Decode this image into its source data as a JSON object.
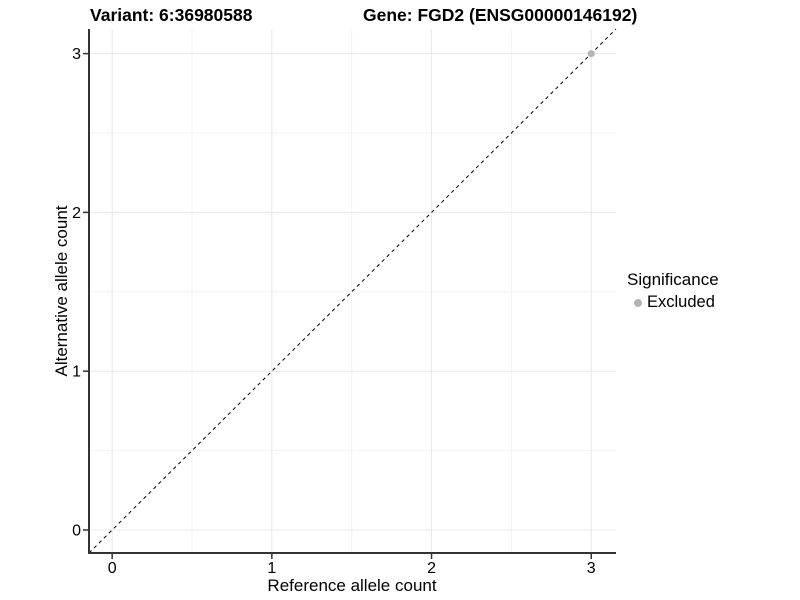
{
  "titles": {
    "variant": "Variant: 6:36980588",
    "gene": "Gene: FGD2 (ENSG00000146192)"
  },
  "legend": {
    "title": "Significance",
    "position": "right",
    "items": [
      {
        "label": "Excluded",
        "color": "#b3b3b3",
        "marker": "dot-icon"
      }
    ]
  },
  "colors": {
    "background": "#ffffff",
    "axis_line": "#333333",
    "grid_major": "#e8e8e8",
    "grid_minor": "#f2f2f2",
    "identity_line": "#000000",
    "text": "#000000",
    "excluded_point": "#b3b3b3"
  },
  "chart_data": {
    "type": "scatter",
    "title": "Variant: 6:36980588    Gene: FGD2 (ENSG00000146192)",
    "xlabel": "Reference allele count",
    "ylabel": "Alternative allele count",
    "xlim": [
      -0.145,
      3.155
    ],
    "ylim": [
      -0.145,
      3.155
    ],
    "xticks": [
      0,
      1,
      2,
      3
    ],
    "yticks": [
      0,
      1,
      2,
      3
    ],
    "minor_ticks": [
      0.5,
      1.5,
      2.5
    ],
    "grid": true,
    "legend_position": "right",
    "identity_line": {
      "style": "dashed",
      "slope": 1,
      "intercept": 0,
      "from": -0.145,
      "to": 3.155
    },
    "series": [
      {
        "name": "Excluded",
        "color": "#b3b3b3",
        "points": [
          {
            "x": 3,
            "y": 3
          }
        ]
      }
    ]
  }
}
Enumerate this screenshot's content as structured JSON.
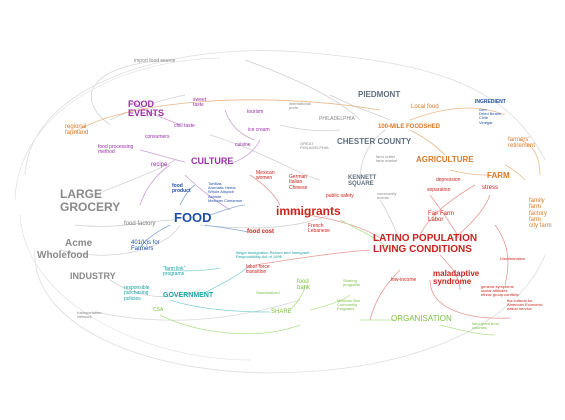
{
  "colors": {
    "gray": "#8a8a8a",
    "purple": "#9b2fa8",
    "blue": "#1f4ea6",
    "red": "#c8231e",
    "orange": "#d87a2a",
    "green": "#7cc043",
    "teal": "#19a3a6",
    "slate": "#5f6f7f"
  },
  "labels": {
    "import_food_source": "import food source",
    "food_events": "FOOD\nEVENTS",
    "sweet_taste": "sweet\ntaste",
    "chili_taste": "chili taste",
    "tourism": "tourism",
    "international_ports": "international\nports",
    "piedmont": "PIEDMONT",
    "ingredient": "INGREDIENT",
    "ingredient_items": "corn\nDried Beans\nChile\nVinegar",
    "local_food": "Local food",
    "philadelphia": "PHILADELPHIA",
    "regional_farmland": "regional\nfarmland",
    "consumers": "consumers",
    "ice_cream": "ice cream",
    "foodshed": "100-MILE FOODSHED",
    "farmers_retirement": "farmers'\nretirement",
    "food_processing_method": "food processing\nmethod",
    "great_philadelphia": "GREAT\nPHILADELPHIA",
    "chester_county": "CHESTER COUNTY",
    "cuisine": "cuisine",
    "farm_outlet": "farm outlet\nfarm market",
    "recipe": "recipe",
    "culture": "CULTURE",
    "agriculture": "AGRICULTURE",
    "mexican_women": "Mexican\nwomen",
    "german_italian_chinese": "German\nItalian\nChinese",
    "kennett_square": "KENNETT\nSQUARE",
    "farm": "FARM",
    "depression": "depression",
    "large_grocery": "LARGE\nGROCERY",
    "food_product": "food\nproduct",
    "ingredient_list": "Tortillas\nAromatic Herbs\nWhole Allspice\nAchiote\nMexican Cinnamon",
    "separation": "separation",
    "stress": "stress",
    "public_safety": "public safety",
    "community_events": "community\nevents",
    "food_factory": "food factory",
    "food": "FOOD",
    "immigrants": "immigrants",
    "fair_farm_labor": "Fair Farm\nLabor",
    "farm_types": "family\nfarm\nfactory\nfarm\ncity farm",
    "food_cost": "food cost",
    "french_lebanese": "French\nLebanese",
    "acme": "Acme",
    "wholefood": "Wholefood",
    "kits_for_farmers": "401(k)s for\nFarmers",
    "latino_conditions": "LATINO POPULATION\nLIVING CONDITIONS",
    "discrimination": "Discrimination",
    "illegal_immigration_act": "Illegal Immigration Reform and Immigrant\nResponsibility Act of 1996",
    "industry": "INDUSTRY",
    "farm_link": "\"farm link\"\nprograms",
    "labor_force": "labor force\ntransition",
    "low_income": "low-income",
    "maladaptive_syndrome": "maladaptive\nsyndrome",
    "food_bank": "food\nbank",
    "sharing_program": "Sharing\nprograms",
    "responsible_purchasing": "responsible\npurchasing\npolicies",
    "government": "GOVERNMENT",
    "standardized": "Standardized",
    "general_symptoms": "general symptoms\nsocial attitudes\nethnic group conflicts",
    "cultural_program": "the cultural for\nAmerican Economic\nnation service",
    "transportation_network": "transportation\nNetwork",
    "csa": "CSA",
    "share": "SHARE",
    "mexican_war": "Mexican War\nCommunity\nPrograms",
    "organisation": "ORGANISATION",
    "land_grant": "land grant from\ncolonies"
  }
}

┄┄┄┄┄┄┄┄┄┄┄┄┄┄┄┄┄┄┄┄

# YOUR GOAL
Your copy should repeat each entry above exactly but contain no pictures.

# CORRECT RESULT
Decode this image into its source data as a JSON object.
{
  "titles": {
    "variant": "Variant: 6:36980588",
    "gene": "Gene: FGD2 (ENSG00000146192)"
  },
  "legend": {
    "title": "Significance",
    "position": "right",
    "items": [
      {
        "label": "Excluded",
        "color": "#b3b3b3",
        "marker": "dot-icon"
      }
    ]
  },
  "colors": {
    "background": "#ffffff",
    "axis_line": "#333333",
    "grid_major": "#e8e8e8",
    "grid_minor": "#f2f2f2",
    "identity_line": "#000000",
    "text": "#000000",
    "excluded_point": "#b3b3b3"
  },
  "chart_data": {
    "type": "scatter",
    "title": "Variant: 6:36980588    Gene: FGD2 (ENSG00000146192)",
    "xlabel": "Reference allele count",
    "ylabel": "Alternative allele count",
    "xlim": [
      -0.145,
      3.155
    ],
    "ylim": [
      -0.145,
      3.155
    ],
    "xticks": [
      0,
      1,
      2,
      3
    ],
    "yticks": [
      0,
      1,
      2,
      3
    ],
    "minor_ticks": [
      0.5,
      1.5,
      2.5
    ],
    "grid": true,
    "legend_position": "right",
    "identity_line": {
      "style": "dashed",
      "slope": 1,
      "intercept": 0,
      "from": -0.145,
      "to": 3.155
    },
    "series": [
      {
        "name": "Excluded",
        "color": "#b3b3b3",
        "points": [
          {
            "x": 3,
            "y": 3
          }
        ]
      }
    ]
  }
}
Enumerate this screenshot's content as structured JSON.
{
  "colors": {
    "gray": "#8a8a8a",
    "purple": "#9b2fa8",
    "blue": "#1f4ea6",
    "red": "#c8231e",
    "orange": "#d87a2a",
    "green": "#7cc043",
    "teal": "#19a3a6",
    "slate": "#5f6f7f"
  },
  "labels": {
    "import_food_source": "import food source",
    "food_events": "FOOD\nEVENTS",
    "sweet_taste": "sweet\ntaste",
    "chili_taste": "chili taste",
    "tourism": "tourism",
    "international_ports": "international\nports",
    "piedmont": "PIEDMONT",
    "ingredient": "INGREDIENT",
    "ingredient_items": "corn\nDried Beans\nChile\nVinegar",
    "local_food": "Local food",
    "philadelphia": "PHILADELPHIA",
    "regional_farmland": "regional\nfarmland",
    "consumers": "consumers",
    "ice_cream": "ice cream",
    "foodshed": "100-MILE FOODSHED",
    "farmers_retirement": "farmers'\nretirement",
    "food_processing_method": "food processing\nmethod",
    "great_philadelphia": "GREAT\nPHILADELPHIA",
    "chester_county": "CHESTER COUNTY",
    "cuisine": "cuisine",
    "farm_outlet": "farm outlet\nfarm market",
    "recipe": "recipe",
    "culture": "CULTURE",
    "agriculture": "AGRICULTURE",
    "mexican_women": "Mexican\nwomen",
    "german_italian_chinese": "German\nItalian\nChinese",
    "kennett_square": "KENNETT\nSQUARE",
    "farm": "FARM",
    "depression": "depression",
    "large_grocery": "LARGE\nGROCERY",
    "food_product": "food\nproduct",
    "ingredient_list": "Tortillas\nAromatic Herbs\nWhole Allspice\nAchiote\nMexican Cinnamon",
    "separation": "separation",
    "stress": "stress",
    "public_safety": "public safety",
    "community_events": "community\nevents",
    "food_factory": "food factory",
    "food": "FOOD",
    "immigrants": "immigrants",
    "fair_farm_labor": "Fair Farm\nLabor",
    "farm_types": "family\nfarm\nfactory\nfarm\ncity farm",
    "food_cost": "food cost",
    "french_lebanese": "French\nLebanese",
    "acme": "Acme",
    "wholefood": "Wholefood",
    "kits_for_farmers": "401(k)s for\nFarmers",
    "latino_conditions": "LATINO POPULATION\nLIVING CONDITIONS",
    "discrimination": "Discrimination",
    "illegal_immigration_act": "Illegal Immigration Reform and Immigrant\nResponsibility Act of 1996",
    "industry": "INDUSTRY",
    "farm_link": "\"farm link\"\nprograms",
    "labor_force": "labor force\ntransition",
    "low_income": "low-income",
    "maladaptive_syndrome": "maladaptive\nsyndrome",
    "food_bank": "food\nbank",
    "sharing_program": "Sharing\nprograms",
    "responsible_purchasing": "responsible\npurchasing\npolicies",
    "government": "GOVERNMENT",
    "standardized": "Standardized",
    "general_symptoms": "general symptoms\nsocial attitudes\nethnic group conflicts",
    "cultural_program": "the cultural for\nAmerican Economic\nnation service",
    "transportation_network": "transportation\nNetwork",
    "csa": "CSA",
    "share": "SHARE",
    "mexican_war": "Mexican War\nCommunity\nPrograms",
    "organisation": "ORGANISATION",
    "land_grant": "land grant from\ncolonies"
  }
}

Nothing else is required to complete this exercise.